Consignes ::
1. D'après l'extrait, quelle école dirigeait Christine Renon ?
2. Recopiez l'extrait à partir de « Le 21 septembre » jusqu'à « rentrée de classe. » inclus.

Le 21 septembre 2019, Christine Renon directrice de l’école maternelle Mehul à Pantin, se suicidait dans son établissement quelques semaines après la rentrée de classe.
Avant de mettre fin à ses jours, elle avait pris soin d’envoyer à ses collègues directrices et directeurs de Pantin, mais aussi à sa hiérarchie, une lettre dans laquelle elle expliquait les raisons de son suicide.
Elle y disait son épuisement, deux semaines après la rentrée, et sa solitude face à la multiplication de ses missions, à ses conditions de travail et au matériel de plus en plus dégradés, aux injonctions hiérarchiques toujours plus importantes et à l’absence de soutien de cette dernière dans les situations difficiles.
Face au retentissement de ce geste et de cette lettre qui eurent un écho dans l’ensemble de la profession – bien au-delà des directeurs et des directrices d’école – qui y reconnaissait toute la souffrance générée par les dysfonctionnements et des décennies des politiques publiques d’économie de moyens, de redéploiement et de management toujours plus maltraitants pour les personnels et les élèves, la réponse fut encore plus brutale.

Lignes du corpus ::
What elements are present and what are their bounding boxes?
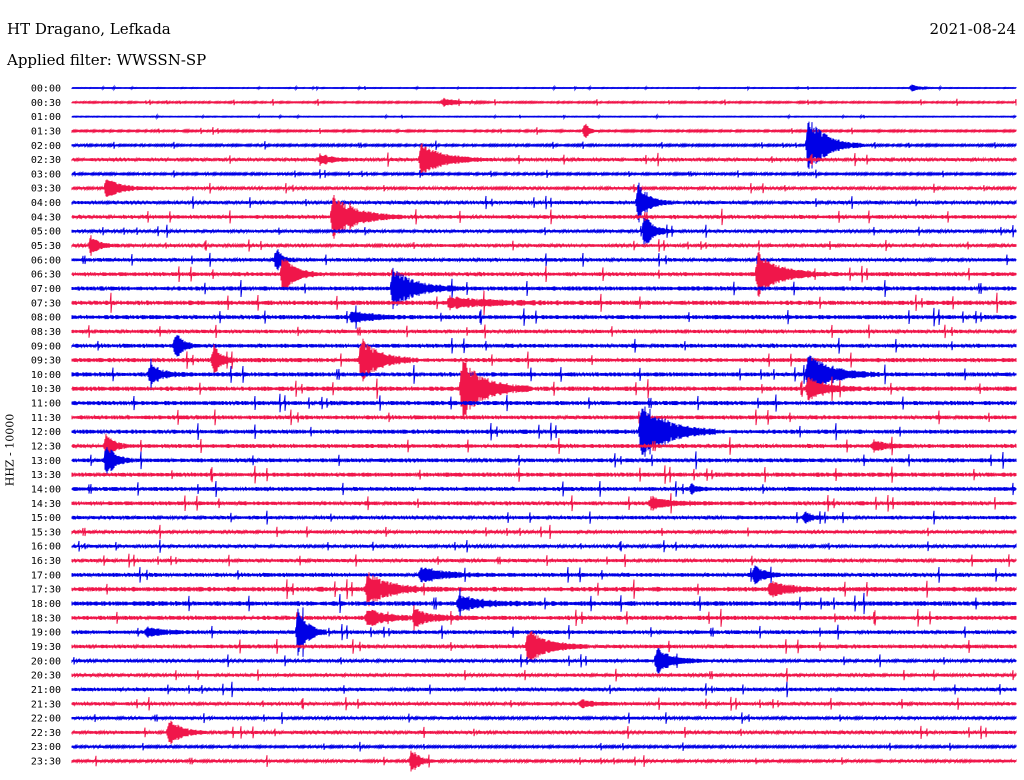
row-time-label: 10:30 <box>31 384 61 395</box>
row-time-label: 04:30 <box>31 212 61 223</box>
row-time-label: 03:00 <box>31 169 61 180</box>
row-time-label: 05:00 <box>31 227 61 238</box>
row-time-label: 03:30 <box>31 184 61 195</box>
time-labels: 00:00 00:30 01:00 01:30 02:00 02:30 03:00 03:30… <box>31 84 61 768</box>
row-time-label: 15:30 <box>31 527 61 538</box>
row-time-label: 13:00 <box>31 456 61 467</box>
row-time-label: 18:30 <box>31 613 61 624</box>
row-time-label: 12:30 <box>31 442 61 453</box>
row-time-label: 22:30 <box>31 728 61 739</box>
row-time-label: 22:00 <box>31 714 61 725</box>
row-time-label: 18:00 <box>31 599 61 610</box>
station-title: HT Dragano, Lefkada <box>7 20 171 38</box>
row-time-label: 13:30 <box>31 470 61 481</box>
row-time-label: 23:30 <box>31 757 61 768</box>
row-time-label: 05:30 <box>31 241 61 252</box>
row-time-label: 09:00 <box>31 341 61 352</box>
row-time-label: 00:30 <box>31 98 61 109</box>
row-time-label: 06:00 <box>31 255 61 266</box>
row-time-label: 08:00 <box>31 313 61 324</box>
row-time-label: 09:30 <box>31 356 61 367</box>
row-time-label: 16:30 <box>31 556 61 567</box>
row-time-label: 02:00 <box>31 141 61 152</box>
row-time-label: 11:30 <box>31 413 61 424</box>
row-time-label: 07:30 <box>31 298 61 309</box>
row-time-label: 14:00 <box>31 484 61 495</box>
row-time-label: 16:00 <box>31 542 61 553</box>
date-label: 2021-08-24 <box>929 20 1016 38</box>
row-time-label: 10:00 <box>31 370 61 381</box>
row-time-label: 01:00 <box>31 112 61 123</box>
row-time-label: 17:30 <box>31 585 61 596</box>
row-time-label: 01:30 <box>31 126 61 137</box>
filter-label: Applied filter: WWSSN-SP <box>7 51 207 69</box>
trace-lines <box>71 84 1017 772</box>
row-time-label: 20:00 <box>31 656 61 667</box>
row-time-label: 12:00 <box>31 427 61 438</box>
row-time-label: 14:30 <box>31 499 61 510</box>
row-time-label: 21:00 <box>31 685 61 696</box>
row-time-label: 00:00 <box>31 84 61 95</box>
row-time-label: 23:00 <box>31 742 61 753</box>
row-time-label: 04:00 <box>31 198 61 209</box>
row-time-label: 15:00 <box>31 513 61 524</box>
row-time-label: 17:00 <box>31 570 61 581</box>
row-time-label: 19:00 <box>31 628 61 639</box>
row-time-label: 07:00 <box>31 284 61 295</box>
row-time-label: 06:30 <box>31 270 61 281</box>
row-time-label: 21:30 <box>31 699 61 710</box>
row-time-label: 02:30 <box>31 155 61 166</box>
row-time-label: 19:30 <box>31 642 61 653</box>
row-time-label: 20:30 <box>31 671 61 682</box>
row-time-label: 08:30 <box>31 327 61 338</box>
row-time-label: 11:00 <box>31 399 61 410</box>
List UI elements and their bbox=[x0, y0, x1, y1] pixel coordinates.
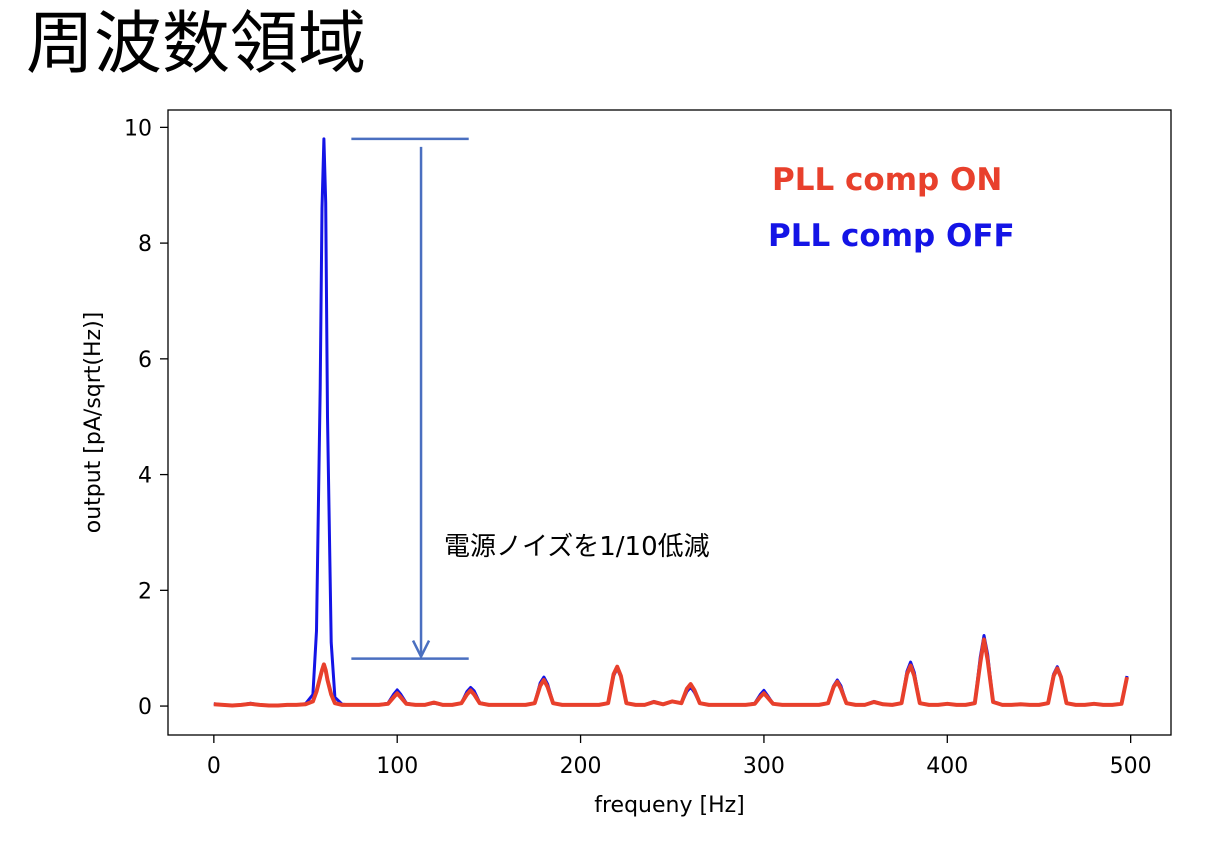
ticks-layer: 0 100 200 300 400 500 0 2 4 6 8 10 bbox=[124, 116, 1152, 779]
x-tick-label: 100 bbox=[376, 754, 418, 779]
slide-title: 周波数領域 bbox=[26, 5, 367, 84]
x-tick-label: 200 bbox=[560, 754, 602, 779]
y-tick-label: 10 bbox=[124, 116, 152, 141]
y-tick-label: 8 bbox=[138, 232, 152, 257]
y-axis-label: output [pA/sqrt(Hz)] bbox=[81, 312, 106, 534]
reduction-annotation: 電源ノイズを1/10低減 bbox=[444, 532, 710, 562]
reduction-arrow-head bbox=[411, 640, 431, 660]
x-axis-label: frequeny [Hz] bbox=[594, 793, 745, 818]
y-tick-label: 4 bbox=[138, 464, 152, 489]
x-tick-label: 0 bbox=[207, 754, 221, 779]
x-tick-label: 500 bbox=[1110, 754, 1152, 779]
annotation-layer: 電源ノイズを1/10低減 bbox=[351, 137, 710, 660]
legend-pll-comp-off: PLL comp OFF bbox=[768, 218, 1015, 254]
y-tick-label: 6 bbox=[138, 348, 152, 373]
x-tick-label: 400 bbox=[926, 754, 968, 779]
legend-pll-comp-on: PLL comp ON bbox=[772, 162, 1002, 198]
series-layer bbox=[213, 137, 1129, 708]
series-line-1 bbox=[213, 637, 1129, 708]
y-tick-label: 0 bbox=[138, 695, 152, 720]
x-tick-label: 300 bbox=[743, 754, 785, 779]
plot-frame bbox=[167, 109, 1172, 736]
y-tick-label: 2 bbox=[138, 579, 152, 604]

Réponses par consigne ::
1. L'école maternelle Mehul à Pantin.

2.
Le 21 septembre 2019, Christine Renon directrice de l’école maternelle Mehul à Pantin, se suicidait dans son établissement quelques semaines après la rentrée de classe.